↓
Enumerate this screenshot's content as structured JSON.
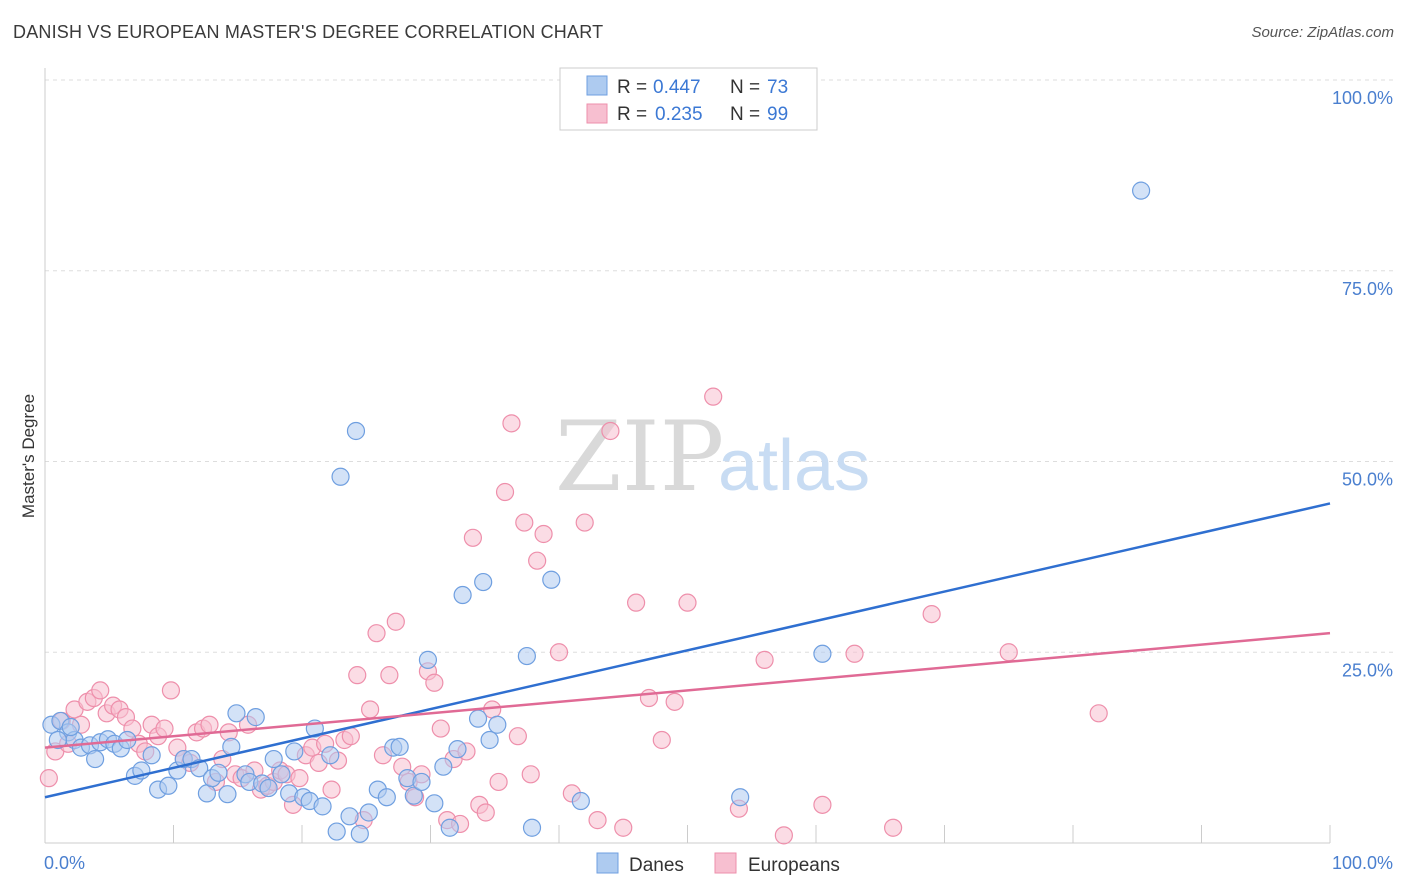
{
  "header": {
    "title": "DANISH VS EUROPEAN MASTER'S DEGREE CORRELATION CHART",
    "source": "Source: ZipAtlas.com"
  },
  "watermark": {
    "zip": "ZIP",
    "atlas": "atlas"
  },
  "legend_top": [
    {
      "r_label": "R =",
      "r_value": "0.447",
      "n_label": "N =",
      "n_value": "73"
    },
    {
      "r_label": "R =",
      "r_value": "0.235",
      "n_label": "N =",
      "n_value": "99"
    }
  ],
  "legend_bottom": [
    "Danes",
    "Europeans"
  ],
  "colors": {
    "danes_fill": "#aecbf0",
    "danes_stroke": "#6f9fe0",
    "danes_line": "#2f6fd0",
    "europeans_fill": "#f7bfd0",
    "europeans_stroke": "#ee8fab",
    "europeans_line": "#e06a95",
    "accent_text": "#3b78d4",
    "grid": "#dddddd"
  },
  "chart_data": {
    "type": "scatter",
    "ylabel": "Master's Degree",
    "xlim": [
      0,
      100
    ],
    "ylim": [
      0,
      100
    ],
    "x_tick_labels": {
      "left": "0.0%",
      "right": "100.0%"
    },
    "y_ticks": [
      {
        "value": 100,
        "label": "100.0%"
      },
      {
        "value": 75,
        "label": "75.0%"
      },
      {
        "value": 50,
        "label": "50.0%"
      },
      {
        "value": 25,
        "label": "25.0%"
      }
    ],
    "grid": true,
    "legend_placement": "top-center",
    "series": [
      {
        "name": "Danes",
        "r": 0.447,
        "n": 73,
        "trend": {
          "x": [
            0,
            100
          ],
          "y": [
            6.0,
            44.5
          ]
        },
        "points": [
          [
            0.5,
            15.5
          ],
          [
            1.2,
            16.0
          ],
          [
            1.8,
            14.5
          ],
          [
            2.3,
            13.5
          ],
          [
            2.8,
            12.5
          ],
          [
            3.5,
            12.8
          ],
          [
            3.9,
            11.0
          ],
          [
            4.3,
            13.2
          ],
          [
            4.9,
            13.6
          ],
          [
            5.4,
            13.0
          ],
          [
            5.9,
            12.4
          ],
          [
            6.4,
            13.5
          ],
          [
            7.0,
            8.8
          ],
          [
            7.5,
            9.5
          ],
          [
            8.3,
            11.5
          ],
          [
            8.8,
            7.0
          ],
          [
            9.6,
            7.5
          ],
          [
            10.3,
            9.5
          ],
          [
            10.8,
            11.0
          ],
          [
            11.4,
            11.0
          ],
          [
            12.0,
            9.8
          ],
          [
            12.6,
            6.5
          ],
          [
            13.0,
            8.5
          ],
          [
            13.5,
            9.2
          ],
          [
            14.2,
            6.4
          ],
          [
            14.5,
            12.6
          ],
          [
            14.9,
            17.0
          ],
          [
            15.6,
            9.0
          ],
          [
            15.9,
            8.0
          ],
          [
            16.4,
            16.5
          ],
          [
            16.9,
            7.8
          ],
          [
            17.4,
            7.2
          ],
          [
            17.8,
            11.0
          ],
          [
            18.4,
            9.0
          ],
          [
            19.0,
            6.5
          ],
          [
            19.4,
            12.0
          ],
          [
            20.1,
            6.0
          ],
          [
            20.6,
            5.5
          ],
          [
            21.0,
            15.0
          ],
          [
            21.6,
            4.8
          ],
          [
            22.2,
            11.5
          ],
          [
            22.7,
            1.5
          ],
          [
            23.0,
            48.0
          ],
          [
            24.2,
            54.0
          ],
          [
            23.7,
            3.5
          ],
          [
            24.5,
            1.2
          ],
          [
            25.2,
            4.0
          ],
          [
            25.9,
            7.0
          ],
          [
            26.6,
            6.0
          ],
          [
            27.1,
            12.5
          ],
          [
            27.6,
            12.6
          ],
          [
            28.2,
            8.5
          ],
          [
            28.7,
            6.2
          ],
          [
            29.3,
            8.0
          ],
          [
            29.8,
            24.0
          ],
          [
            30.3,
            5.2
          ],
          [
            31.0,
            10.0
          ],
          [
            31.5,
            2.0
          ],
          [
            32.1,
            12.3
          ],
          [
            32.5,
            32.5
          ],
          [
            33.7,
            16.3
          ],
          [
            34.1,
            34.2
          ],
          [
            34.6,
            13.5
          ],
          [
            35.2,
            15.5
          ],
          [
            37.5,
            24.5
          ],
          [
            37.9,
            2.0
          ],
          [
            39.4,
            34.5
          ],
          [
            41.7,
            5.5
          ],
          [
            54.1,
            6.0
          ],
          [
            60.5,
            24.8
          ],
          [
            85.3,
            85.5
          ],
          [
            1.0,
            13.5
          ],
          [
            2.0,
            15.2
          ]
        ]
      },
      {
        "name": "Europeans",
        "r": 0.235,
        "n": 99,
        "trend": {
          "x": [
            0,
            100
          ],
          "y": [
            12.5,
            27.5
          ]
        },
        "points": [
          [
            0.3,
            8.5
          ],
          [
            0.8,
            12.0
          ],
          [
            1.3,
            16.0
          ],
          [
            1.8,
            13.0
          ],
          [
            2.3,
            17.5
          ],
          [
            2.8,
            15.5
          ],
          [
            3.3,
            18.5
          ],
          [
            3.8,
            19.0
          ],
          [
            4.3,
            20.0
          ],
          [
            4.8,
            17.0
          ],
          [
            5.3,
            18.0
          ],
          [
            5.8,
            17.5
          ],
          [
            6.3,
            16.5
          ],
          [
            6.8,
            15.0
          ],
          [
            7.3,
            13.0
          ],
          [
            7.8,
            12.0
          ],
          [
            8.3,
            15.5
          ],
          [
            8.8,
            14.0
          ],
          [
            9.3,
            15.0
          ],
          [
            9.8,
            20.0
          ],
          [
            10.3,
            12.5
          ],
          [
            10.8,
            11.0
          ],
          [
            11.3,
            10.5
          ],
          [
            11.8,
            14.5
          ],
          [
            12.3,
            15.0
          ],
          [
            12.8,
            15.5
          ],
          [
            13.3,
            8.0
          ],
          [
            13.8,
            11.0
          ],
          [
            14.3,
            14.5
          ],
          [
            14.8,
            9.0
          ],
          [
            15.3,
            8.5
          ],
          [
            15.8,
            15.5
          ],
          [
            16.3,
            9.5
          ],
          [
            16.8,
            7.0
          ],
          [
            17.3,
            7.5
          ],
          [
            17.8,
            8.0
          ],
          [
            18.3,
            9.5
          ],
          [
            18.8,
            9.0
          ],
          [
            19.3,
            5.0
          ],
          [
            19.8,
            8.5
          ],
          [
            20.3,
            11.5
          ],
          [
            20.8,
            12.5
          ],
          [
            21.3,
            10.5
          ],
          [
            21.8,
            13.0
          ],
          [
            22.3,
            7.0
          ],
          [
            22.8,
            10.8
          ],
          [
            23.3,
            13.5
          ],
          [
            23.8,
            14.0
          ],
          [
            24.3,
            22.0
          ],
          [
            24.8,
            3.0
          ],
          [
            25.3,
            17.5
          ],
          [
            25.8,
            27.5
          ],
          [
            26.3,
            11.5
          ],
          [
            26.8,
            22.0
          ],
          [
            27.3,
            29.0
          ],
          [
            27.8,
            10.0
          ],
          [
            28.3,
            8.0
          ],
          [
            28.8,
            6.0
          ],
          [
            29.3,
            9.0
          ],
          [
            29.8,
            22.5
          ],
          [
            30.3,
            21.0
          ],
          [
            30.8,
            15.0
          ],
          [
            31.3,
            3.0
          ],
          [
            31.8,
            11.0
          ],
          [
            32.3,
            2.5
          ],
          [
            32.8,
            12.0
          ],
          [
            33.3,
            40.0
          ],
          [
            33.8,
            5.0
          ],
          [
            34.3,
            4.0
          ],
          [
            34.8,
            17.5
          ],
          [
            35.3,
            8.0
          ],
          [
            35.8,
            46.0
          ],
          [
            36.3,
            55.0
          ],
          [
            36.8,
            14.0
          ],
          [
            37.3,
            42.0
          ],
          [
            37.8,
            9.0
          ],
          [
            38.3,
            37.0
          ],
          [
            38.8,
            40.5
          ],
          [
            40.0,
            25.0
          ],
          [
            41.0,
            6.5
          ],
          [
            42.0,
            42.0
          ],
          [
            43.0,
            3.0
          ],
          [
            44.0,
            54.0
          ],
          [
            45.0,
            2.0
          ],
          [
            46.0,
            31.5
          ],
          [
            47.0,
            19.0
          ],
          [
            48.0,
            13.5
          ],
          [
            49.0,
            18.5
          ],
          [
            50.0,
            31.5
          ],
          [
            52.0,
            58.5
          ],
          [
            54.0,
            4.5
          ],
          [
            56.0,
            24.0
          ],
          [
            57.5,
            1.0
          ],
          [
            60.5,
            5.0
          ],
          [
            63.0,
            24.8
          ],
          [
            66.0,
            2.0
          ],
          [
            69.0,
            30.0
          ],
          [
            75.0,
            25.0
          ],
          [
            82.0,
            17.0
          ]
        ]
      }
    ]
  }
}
↑
↓
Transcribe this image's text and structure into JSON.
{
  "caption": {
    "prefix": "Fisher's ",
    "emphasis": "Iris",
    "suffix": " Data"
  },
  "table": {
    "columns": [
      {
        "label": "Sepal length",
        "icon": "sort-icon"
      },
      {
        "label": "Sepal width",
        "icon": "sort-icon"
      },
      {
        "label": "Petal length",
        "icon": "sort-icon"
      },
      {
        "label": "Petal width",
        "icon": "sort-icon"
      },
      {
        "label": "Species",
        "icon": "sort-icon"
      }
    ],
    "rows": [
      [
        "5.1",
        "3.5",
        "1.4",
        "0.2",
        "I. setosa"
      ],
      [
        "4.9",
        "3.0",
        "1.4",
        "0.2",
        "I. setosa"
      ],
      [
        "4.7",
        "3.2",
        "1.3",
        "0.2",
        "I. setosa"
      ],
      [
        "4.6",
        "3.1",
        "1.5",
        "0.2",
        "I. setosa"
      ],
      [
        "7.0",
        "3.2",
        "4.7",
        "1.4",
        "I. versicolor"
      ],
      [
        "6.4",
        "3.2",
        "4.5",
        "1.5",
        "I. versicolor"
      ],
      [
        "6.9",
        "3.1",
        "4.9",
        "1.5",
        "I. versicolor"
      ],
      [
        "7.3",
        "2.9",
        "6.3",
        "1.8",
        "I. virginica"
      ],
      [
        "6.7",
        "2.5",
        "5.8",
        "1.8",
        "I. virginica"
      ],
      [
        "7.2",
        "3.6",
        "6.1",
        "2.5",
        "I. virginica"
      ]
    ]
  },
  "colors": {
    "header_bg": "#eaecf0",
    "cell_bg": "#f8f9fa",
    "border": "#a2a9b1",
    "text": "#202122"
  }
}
↑
Copy, from the material, each line that holds the string "width".

        "label": "Sepal width",
        "label": "Petal width",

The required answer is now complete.